What to work on |
Pick out each line of the records in which the word "الاقتصادية" appears.

Materials provided |

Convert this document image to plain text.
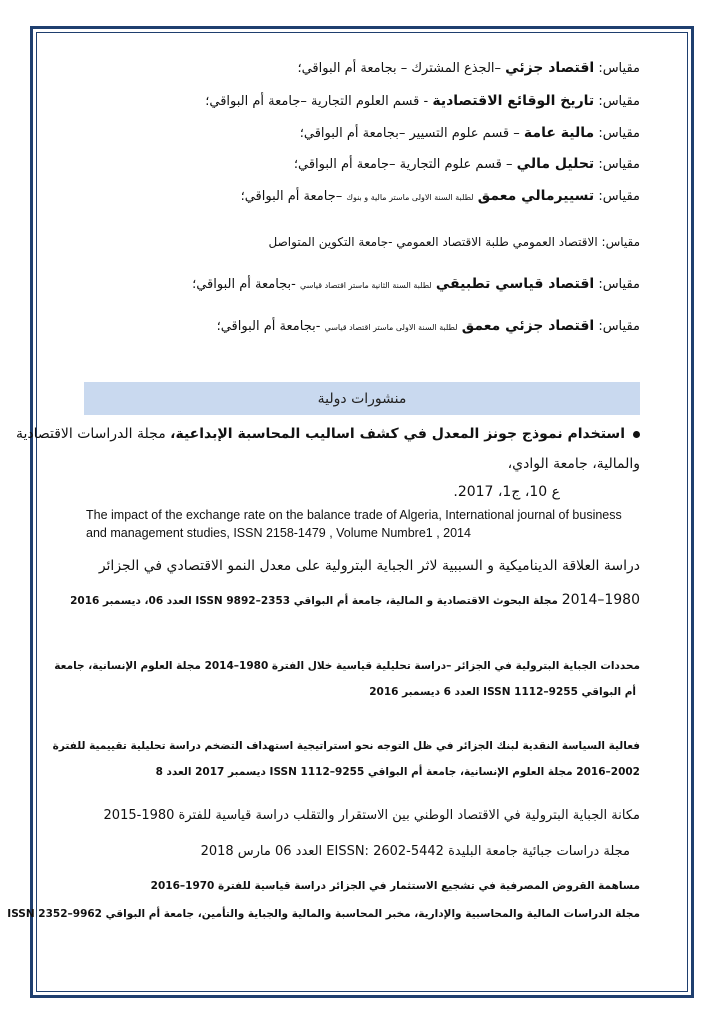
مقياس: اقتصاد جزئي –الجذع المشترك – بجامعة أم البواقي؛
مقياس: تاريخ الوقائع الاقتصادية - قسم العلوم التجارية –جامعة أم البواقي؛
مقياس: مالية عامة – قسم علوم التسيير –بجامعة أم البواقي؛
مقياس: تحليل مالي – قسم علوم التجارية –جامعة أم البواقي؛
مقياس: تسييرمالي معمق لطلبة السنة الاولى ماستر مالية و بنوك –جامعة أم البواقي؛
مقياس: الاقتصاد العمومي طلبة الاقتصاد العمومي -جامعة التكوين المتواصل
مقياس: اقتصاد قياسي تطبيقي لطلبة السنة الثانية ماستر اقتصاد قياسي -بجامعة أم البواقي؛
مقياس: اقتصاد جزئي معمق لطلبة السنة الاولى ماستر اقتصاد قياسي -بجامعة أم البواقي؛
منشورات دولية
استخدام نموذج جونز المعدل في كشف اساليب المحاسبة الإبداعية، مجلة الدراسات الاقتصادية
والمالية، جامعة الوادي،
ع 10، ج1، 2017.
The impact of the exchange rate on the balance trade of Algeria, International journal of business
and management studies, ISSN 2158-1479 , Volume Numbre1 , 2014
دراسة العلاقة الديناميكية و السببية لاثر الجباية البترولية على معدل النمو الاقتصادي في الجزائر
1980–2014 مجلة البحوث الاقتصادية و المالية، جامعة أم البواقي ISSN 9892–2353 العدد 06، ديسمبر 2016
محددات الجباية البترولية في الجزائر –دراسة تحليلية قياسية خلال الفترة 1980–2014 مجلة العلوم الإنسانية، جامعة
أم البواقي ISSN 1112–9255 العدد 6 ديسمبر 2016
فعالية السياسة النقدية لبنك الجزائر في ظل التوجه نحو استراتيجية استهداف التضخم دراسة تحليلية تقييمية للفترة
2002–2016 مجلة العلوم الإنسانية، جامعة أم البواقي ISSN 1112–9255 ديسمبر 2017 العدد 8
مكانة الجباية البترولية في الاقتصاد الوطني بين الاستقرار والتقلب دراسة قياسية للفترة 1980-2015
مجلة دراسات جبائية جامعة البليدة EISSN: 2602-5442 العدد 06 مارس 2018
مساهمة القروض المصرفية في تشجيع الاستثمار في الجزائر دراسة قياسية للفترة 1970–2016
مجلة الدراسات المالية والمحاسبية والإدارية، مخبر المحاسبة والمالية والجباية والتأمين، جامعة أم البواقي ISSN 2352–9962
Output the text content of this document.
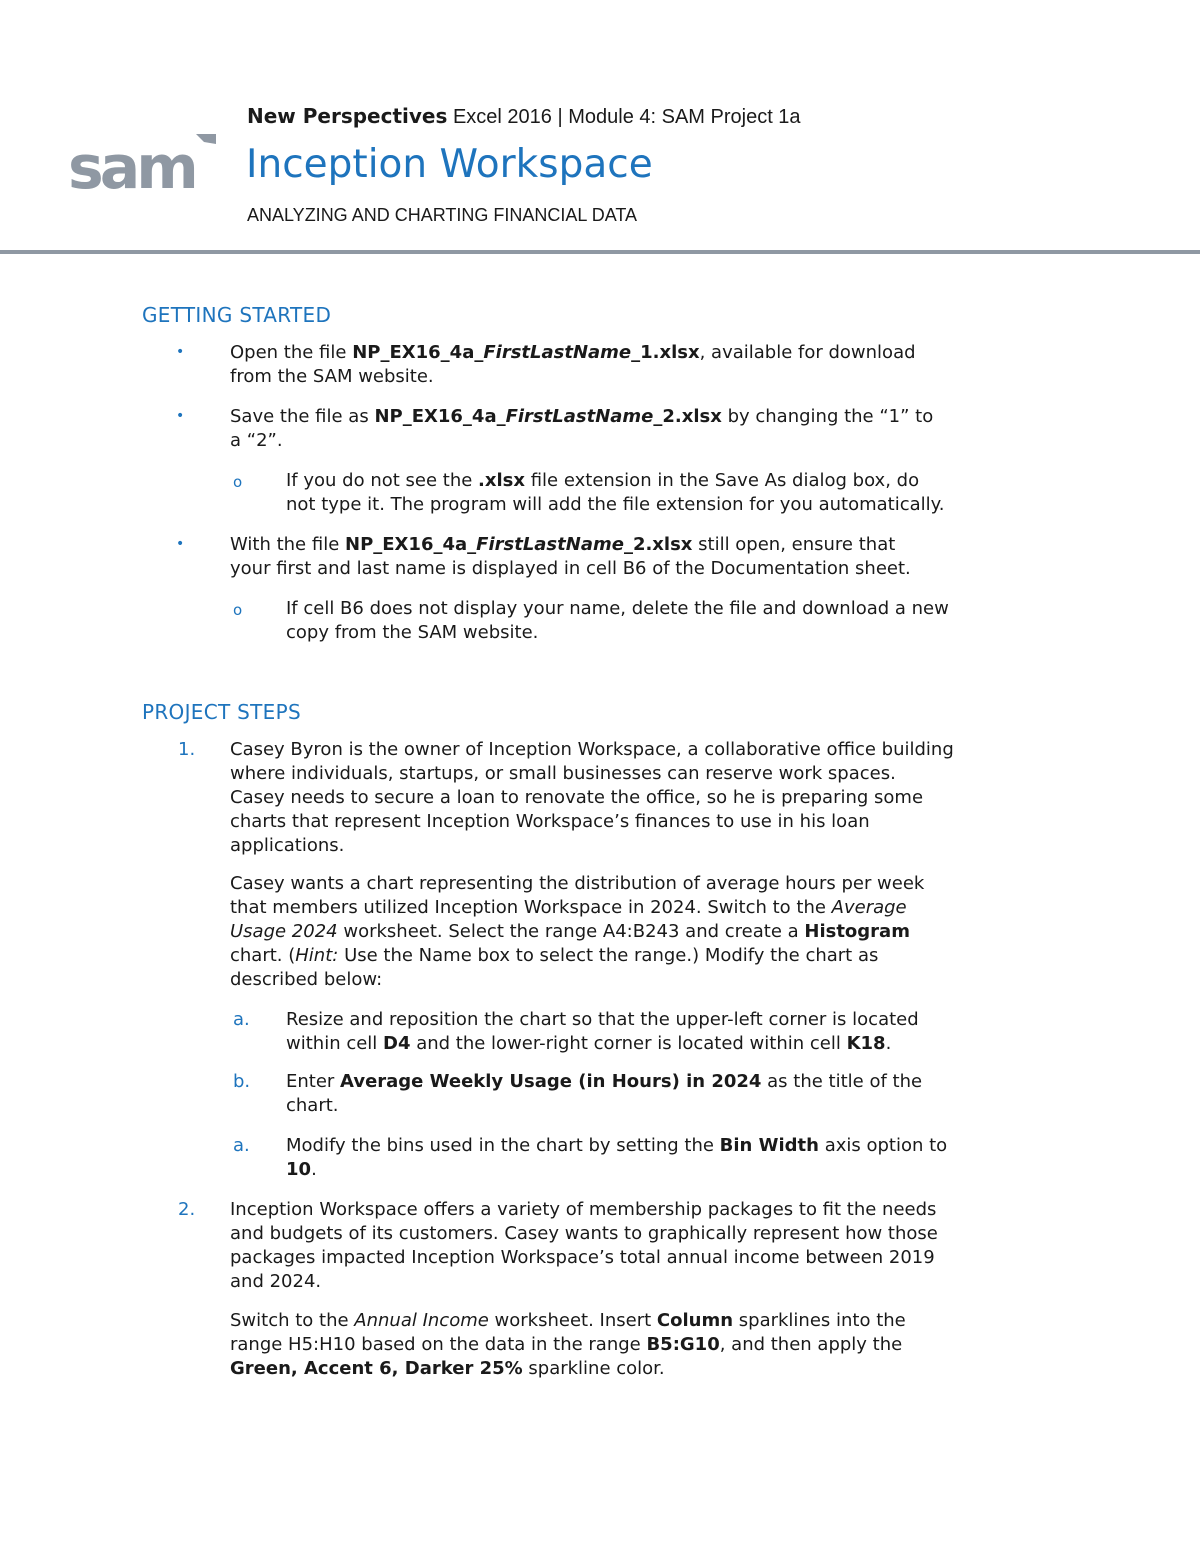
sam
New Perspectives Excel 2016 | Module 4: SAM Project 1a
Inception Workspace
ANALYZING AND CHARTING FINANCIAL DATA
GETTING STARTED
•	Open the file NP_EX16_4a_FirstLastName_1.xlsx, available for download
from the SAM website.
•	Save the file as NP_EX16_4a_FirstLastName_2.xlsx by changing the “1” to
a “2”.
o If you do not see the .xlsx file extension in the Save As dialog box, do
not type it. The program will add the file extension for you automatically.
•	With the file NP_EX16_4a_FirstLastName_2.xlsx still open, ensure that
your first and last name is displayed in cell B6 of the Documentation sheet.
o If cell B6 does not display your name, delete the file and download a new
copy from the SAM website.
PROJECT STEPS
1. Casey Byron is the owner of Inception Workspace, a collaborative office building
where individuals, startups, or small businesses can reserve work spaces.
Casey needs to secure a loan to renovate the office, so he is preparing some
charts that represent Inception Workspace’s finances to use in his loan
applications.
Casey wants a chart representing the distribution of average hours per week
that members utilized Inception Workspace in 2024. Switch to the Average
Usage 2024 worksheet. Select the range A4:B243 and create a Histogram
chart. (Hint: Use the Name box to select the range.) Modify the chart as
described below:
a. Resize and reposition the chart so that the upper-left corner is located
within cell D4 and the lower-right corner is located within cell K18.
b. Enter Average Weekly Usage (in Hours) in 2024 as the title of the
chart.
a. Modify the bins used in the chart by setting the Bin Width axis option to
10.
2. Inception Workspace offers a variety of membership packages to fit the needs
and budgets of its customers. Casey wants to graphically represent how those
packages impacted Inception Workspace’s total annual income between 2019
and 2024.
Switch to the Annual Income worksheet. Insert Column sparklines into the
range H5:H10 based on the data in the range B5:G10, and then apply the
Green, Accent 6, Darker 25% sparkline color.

Exercise result |
مقياس: تاريخ الوقائع الاقتصادية - قسم العلوم التجارية –جامعة أم البواقي؛
استخدام نموذج جونز المعدل في كشف اساليب المحاسبة الإبداعية، مجلة الدراسات الاقتصادية
1980–2014 مجلة البحوث الاقتصادية و المالية، جامعة أم البواقي ISSN 9892–2353 العدد 06، ديسمبر 2016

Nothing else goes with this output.